:: What needs to be done ::
Return all lines below containing the word "name".

:: Supplied records ::

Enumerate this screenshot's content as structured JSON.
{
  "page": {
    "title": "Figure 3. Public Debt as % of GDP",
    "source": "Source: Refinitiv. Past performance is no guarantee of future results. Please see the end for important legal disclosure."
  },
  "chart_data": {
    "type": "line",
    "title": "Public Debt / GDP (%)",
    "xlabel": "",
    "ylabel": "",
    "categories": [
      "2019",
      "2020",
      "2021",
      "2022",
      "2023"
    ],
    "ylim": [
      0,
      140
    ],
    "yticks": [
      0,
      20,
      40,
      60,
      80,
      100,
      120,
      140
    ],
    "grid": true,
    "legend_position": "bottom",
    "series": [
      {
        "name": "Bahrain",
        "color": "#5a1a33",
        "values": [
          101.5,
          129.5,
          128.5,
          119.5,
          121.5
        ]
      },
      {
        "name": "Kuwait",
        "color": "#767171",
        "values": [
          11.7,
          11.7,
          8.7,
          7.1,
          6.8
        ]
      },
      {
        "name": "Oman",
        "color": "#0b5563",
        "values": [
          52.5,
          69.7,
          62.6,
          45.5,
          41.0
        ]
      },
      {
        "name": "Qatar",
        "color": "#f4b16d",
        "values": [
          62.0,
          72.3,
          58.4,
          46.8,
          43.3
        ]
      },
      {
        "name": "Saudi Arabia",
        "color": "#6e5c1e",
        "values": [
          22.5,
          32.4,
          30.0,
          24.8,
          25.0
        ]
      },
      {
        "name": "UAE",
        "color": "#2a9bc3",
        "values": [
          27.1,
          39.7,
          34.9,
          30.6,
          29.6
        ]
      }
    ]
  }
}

:: Answer ::
        "name": "Bahrain",
        "name": "Kuwait",
        "name": "Oman",
        "name": "Qatar",
        "name": "Saudi Arabia",
        "name": "UAE",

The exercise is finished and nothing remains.